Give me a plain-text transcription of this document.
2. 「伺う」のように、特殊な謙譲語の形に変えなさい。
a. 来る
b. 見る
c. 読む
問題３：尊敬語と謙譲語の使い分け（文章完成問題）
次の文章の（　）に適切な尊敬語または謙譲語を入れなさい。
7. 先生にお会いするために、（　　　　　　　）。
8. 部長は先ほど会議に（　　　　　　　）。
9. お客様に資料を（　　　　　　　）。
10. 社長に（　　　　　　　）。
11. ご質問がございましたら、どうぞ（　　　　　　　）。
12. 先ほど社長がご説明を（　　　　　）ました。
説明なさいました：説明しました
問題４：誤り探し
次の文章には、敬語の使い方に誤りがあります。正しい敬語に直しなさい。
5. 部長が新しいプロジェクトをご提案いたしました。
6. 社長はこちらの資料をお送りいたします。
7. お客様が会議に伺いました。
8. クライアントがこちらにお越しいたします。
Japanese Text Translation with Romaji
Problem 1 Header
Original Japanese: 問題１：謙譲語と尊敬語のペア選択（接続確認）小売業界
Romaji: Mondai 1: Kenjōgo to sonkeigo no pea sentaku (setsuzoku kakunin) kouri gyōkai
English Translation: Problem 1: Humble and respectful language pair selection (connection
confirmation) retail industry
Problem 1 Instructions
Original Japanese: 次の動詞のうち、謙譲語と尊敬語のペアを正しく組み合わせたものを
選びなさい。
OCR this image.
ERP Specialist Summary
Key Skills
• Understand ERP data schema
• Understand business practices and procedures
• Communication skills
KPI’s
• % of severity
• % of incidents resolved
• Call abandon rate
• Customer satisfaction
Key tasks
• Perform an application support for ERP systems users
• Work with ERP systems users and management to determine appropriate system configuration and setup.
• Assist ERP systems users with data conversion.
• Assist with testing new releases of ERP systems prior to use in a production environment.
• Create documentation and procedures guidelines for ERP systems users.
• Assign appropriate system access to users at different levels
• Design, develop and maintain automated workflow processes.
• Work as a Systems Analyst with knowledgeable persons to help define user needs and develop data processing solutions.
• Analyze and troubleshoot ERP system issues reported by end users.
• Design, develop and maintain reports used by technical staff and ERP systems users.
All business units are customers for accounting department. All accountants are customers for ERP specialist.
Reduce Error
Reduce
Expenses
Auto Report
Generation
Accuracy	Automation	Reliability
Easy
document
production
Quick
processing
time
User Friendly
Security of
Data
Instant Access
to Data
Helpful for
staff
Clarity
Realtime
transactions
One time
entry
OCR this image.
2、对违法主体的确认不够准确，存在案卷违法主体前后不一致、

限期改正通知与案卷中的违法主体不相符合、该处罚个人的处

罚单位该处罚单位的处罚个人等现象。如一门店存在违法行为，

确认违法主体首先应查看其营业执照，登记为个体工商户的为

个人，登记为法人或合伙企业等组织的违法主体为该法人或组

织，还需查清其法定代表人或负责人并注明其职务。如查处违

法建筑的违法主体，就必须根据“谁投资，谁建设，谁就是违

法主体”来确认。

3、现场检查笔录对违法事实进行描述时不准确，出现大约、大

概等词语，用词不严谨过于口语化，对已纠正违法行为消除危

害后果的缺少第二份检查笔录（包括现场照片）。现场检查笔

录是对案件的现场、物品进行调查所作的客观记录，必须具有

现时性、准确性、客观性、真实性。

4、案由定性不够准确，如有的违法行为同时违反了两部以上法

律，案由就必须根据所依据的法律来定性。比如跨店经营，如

★ ★ ★ ★

Count the lines in the records above that contain the word "develop", and give only the number.

COMPLETE ANSWER:
3